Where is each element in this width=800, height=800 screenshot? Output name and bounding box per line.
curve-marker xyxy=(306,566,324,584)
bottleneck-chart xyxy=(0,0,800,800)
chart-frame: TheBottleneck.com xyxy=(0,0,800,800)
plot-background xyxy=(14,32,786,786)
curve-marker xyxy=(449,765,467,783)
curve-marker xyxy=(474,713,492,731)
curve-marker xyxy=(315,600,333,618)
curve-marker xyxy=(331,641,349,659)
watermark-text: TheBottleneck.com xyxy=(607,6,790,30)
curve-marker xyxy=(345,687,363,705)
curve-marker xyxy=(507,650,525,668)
────────
Format every line of the rows above as a JSON list of strings, with one string per line and blank lines omitted.

[
  "Where is each element in this width=800, height=800 screenshot? Output name and bounding box per line.",
  "curve-marker xyxy=(306,566,324,584)",
  "bottleneck-chart xyxy=(0,0,800,800)",
  "chart-frame: TheBottleneck.com xyxy=(0,0,800,800)",
  "plot-background xyxy=(14,32,786,786)",
  "curve-marker xyxy=(449,765,467,783)",
  "curve-marker xyxy=(474,713,492,731)",
  "curve-marker xyxy=(315,600,333,618)",
  "curve-marker xyxy=(331,641,349,659)",
  "watermark-text: TheBottleneck.com xyxy=(607,6,790,30)",
  "curve-marker xyxy=(345,687,363,705)",
  "curve-marker xyxy=(507,650,525,668)"
]